Supplied entries:
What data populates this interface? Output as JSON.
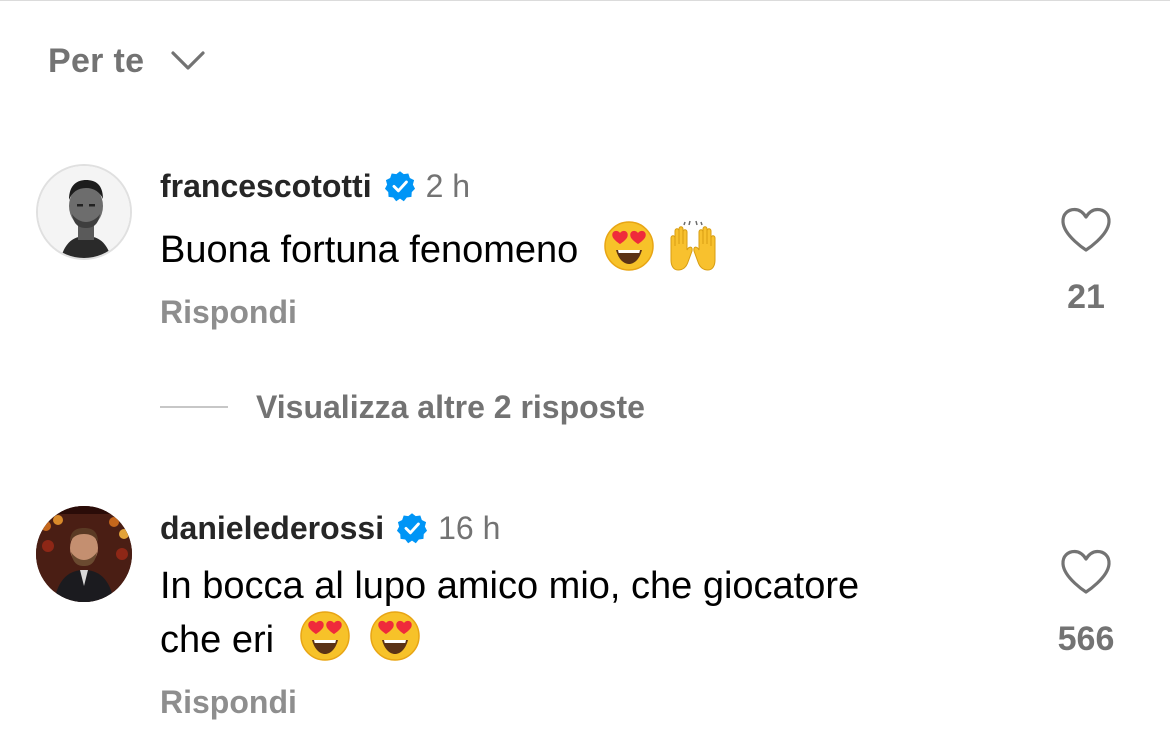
{
  "header": {
    "sort_label": "Per te",
    "sort_icon": "chevron-down-icon"
  },
  "comments": [
    {
      "username": "francescototti",
      "verified": true,
      "time": "2 h",
      "text": "Buona fortuna fenomeno",
      "emojis": [
        "heart-eyes-emoji",
        "raising-hands-emoji"
      ],
      "reply_label": "Rispondi",
      "likes": "21",
      "view_replies_label": "Visualizza altre 2 risposte"
    },
    {
      "username": "danielederossi",
      "verified": true,
      "time": "16 h",
      "text_line1": "In bocca al lupo amico mio, che giocatore",
      "text_line2": "che eri",
      "emojis": [
        "heart-eyes-emoji",
        "heart-eyes-emoji"
      ],
      "reply_label": "Rispondi",
      "likes": "566"
    }
  ],
  "colors": {
    "verified_badge": "#0095f6",
    "secondary_text": "#737373",
    "reply_text": "#8e8e8e",
    "primary_text": "#000000"
  }
}
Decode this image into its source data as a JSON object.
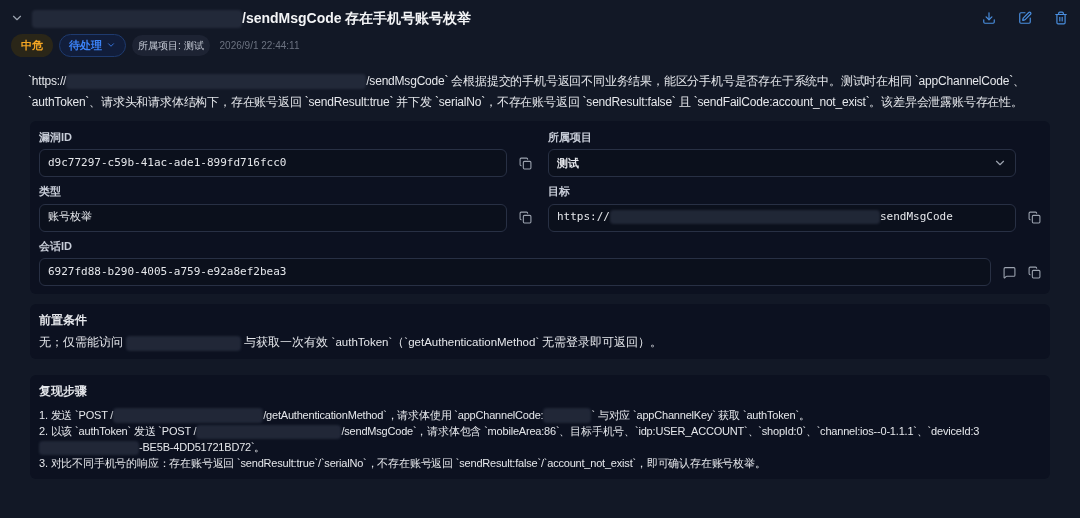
{
  "header": {
    "expanded": true,
    "title_parts": [
      {
        "kind": "redacted"
      },
      {
        "kind": "text",
        "text": "/sendMsgCode 存在手机号账号枚举"
      }
    ]
  },
  "toolbar": [
    {
      "kind": "download"
    },
    {
      "kind": "edit"
    },
    {
      "kind": "delete"
    }
  ],
  "meta": {
    "severity": {
      "text": "中危",
      "color": "#f5a623"
    },
    "status": "待处理",
    "project": "所属项目: 测试",
    "time": "2026/9/1 22:44:11"
  },
  "description": [
    {
      "kind": "text",
      "text": "`https://"
    },
    {
      "kind": "redacted"
    },
    {
      "kind": "text",
      "text": "/sendMsgCode` 会根据提交的手机号返回不同业务结果，能区分手机号是否存在于系统中。测试时在相同 `appChannelCode`、`authToken`、请求头和请求体结构下，存在账号返回 `sendResult:true` 并下发 `serialNo`，不存在账号返回 `sendResult:false` 且 `sendFailCode:account_not_exist`。该差异会泄露账号存在性。"
    }
  ],
  "fields": [
    {
      "label": "漏洞ID",
      "kind": "text",
      "value": [
        {
          "kind": "text",
          "text": "d9c77297-c59b-41ac-ade1-899fd716fcc0"
        }
      ],
      "mono": true
    },
    {
      "label": "所属项目",
      "kind": "select",
      "value": [
        {
          "kind": "text",
          "text": "测试"
        }
      ],
      "mono": false
    },
    {
      "label": "类型",
      "kind": "text",
      "value": [
        {
          "kind": "text",
          "text": "账号枚举"
        }
      ],
      "mono": true
    },
    {
      "label": "目标",
      "kind": "text",
      "value": [
        {
          "kind": "text",
          "text": "https://"
        },
        {
          "kind": "redacted"
        },
        {
          "kind": "text",
          "text": "sendMsgCode"
        }
      ],
      "mono": true
    },
    {
      "label": "会话ID",
      "kind": "session",
      "value": [
        {
          "kind": "text",
          "text": "6927fd88-b290-4005-a759-e92a8ef2bea3"
        }
      ],
      "mono": true
    }
  ],
  "precondition": {
    "heading": "前置条件",
    "parts": [
      {
        "kind": "text",
        "text": "无；仅需能访问 "
      },
      {
        "kind": "redacted"
      },
      {
        "kind": "text",
        "text": " 与获取一次有效 `authToken`（`getAuthenticationMethod` 无需登录即可返回）。"
      }
    ]
  },
  "steps": {
    "heading": "复现步骤",
    "items": [
      [
        {
          "kind": "text",
          "text": "1. 发送 `POST /"
        },
        {
          "kind": "redacted"
        },
        {
          "kind": "text",
          "text": "/getAuthenticationMethod`，请求体使用 `appChannelCode:"
        },
        {
          "kind": "redacted"
        },
        {
          "kind": "text",
          "text": "` 与对应 `appChannelKey` 获取 `authToken`。"
        }
      ],
      [
        {
          "kind": "text",
          "text": "2. 以该 `authToken` 发送 `POST /"
        },
        {
          "kind": "redacted"
        },
        {
          "kind": "text",
          "text": "/sendMsgCode`，请求体包含 `mobileArea:86`、目标手机号、`idp:USER_ACCOUNT`、`shopId:0`、`channel:ios--0-1.1.1`、`deviceId:3"
        },
        {
          "kind": "redacted"
        },
        {
          "kind": "text",
          "text": "-BE5B-4DD51721BD72`。"
        }
      ],
      [
        {
          "kind": "text",
          "text": "3. 对比不同手机号的响应：存在账号返回 `sendResult:true`/`serialNo`，不存在账号返回 `sendResult:false`/`account_not_exist`，即可确认存在账号枚举。"
        }
      ]
    ]
  }
}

Instruction: Go through the records and copy each line with "data" in it.

Reply:
What data populates this interface? Output as JSON.
Decode this image into its source data as a JSON object.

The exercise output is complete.